**JOB**
Would you transcribe the listing that follows, character for character, and omit its images?

Dataset records
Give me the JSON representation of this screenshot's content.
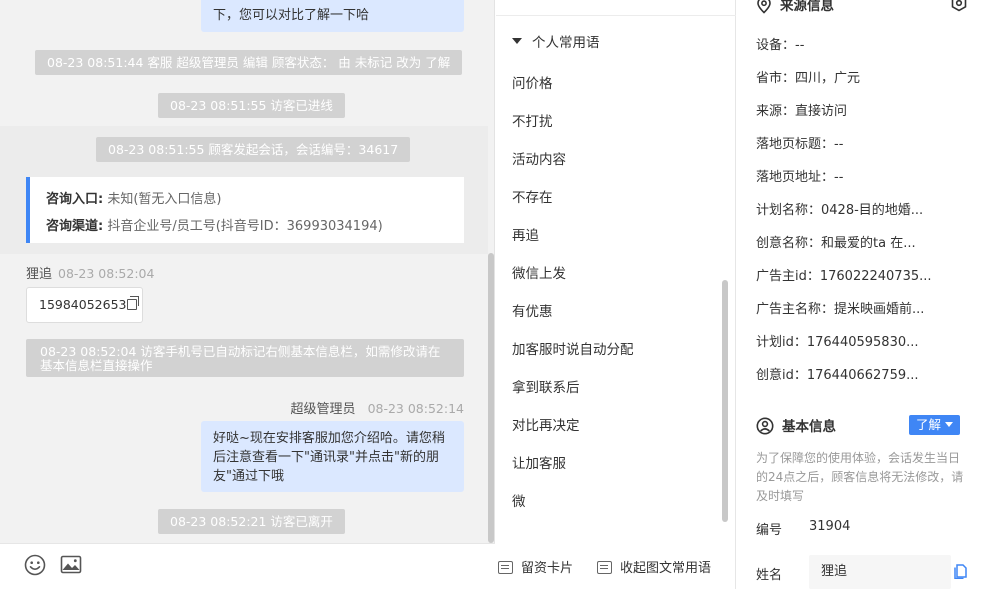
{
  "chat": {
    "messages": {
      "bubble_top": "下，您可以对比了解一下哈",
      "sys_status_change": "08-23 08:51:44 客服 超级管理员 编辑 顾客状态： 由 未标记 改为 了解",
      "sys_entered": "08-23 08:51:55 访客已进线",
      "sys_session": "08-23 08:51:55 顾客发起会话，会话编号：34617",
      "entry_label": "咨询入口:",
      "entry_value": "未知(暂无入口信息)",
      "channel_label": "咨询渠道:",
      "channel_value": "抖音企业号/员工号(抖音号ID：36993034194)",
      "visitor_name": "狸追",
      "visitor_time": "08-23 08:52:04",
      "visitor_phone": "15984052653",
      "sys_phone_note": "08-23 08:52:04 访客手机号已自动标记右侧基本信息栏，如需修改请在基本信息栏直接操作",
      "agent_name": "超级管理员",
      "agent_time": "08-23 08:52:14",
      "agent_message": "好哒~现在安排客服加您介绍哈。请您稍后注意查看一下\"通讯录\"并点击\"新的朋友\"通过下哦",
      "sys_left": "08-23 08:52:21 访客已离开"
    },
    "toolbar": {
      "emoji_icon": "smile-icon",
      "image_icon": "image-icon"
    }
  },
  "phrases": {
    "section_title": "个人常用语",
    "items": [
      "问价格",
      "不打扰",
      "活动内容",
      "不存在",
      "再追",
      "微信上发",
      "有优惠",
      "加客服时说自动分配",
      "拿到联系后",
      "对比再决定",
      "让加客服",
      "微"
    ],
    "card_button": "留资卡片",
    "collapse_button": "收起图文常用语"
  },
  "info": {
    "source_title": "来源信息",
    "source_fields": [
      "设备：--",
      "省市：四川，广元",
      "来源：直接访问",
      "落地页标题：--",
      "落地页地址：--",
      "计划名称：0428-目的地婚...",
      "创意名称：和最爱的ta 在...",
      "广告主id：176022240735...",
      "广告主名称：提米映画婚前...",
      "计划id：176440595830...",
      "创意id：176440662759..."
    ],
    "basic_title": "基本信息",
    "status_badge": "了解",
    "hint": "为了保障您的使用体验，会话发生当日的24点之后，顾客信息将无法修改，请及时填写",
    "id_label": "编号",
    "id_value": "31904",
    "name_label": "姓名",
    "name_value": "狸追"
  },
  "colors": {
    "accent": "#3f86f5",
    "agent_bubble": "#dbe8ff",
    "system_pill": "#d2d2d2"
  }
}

**SOLUTION FOR THIS TASK**
Give me the JSON representation of this screenshot's content.
{
  "chat": {
    "messages": {
      "bubble_top": "下，您可以对比了解一下哈",
      "sys_status_change": "08-23 08:51:44 客服 超级管理员 编辑 顾客状态： 由 未标记 改为 了解",
      "sys_entered": "08-23 08:51:55 访客已进线",
      "sys_session": "08-23 08:51:55 顾客发起会话，会话编号：34617",
      "entry_label": "咨询入口:",
      "entry_value": "未知(暂无入口信息)",
      "channel_label": "咨询渠道:",
      "channel_value": "抖音企业号/员工号(抖音号ID：36993034194)",
      "visitor_name": "狸追",
      "visitor_time": "08-23 08:52:04",
      "visitor_phone": "15984052653",
      "sys_phone_note": "08-23 08:52:04 访客手机号已自动标记右侧基本信息栏，如需修改请在基本信息栏直接操作",
      "agent_name": "超级管理员",
      "agent_time": "08-23 08:52:14",
      "agent_message": "好哒~现在安排客服加您介绍哈。请您稍后注意查看一下\"通讯录\"并点击\"新的朋友\"通过下哦",
      "sys_left": "08-23 08:52:21 访客已离开"
    },
    "toolbar": {
      "emoji_icon": "smile-icon",
      "image_icon": "image-icon"
    }
  },
  "phrases": {
    "section_title": "个人常用语",
    "items": [
      "问价格",
      "不打扰",
      "活动内容",
      "不存在",
      "再追",
      "微信上发",
      "有优惠",
      "加客服时说自动分配",
      "拿到联系后",
      "对比再决定",
      "让加客服",
      "微"
    ],
    "card_button": "留资卡片",
    "collapse_button": "收起图文常用语"
  },
  "info": {
    "source_title": "来源信息",
    "source_fields": [
      "设备：--",
      "省市：四川，广元",
      "来源：直接访问",
      "落地页标题：--",
      "落地页地址：--",
      "计划名称：0428-目的地婚...",
      "创意名称：和最爱的ta 在...",
      "广告主id：176022240735...",
      "广告主名称：提米映画婚前...",
      "计划id：176440595830...",
      "创意id：176440662759..."
    ],
    "basic_title": "基本信息",
    "status_badge": "了解",
    "hint": "为了保障您的使用体验，会话发生当日的24点之后，顾客信息将无法修改，请及时填写",
    "id_label": "编号",
    "id_value": "31904",
    "name_label": "姓名",
    "name_value": "狸追"
  },
  "colors": {
    "accent": "#3f86f5",
    "agent_bubble": "#dbe8ff",
    "system_pill": "#d2d2d2"
  }
}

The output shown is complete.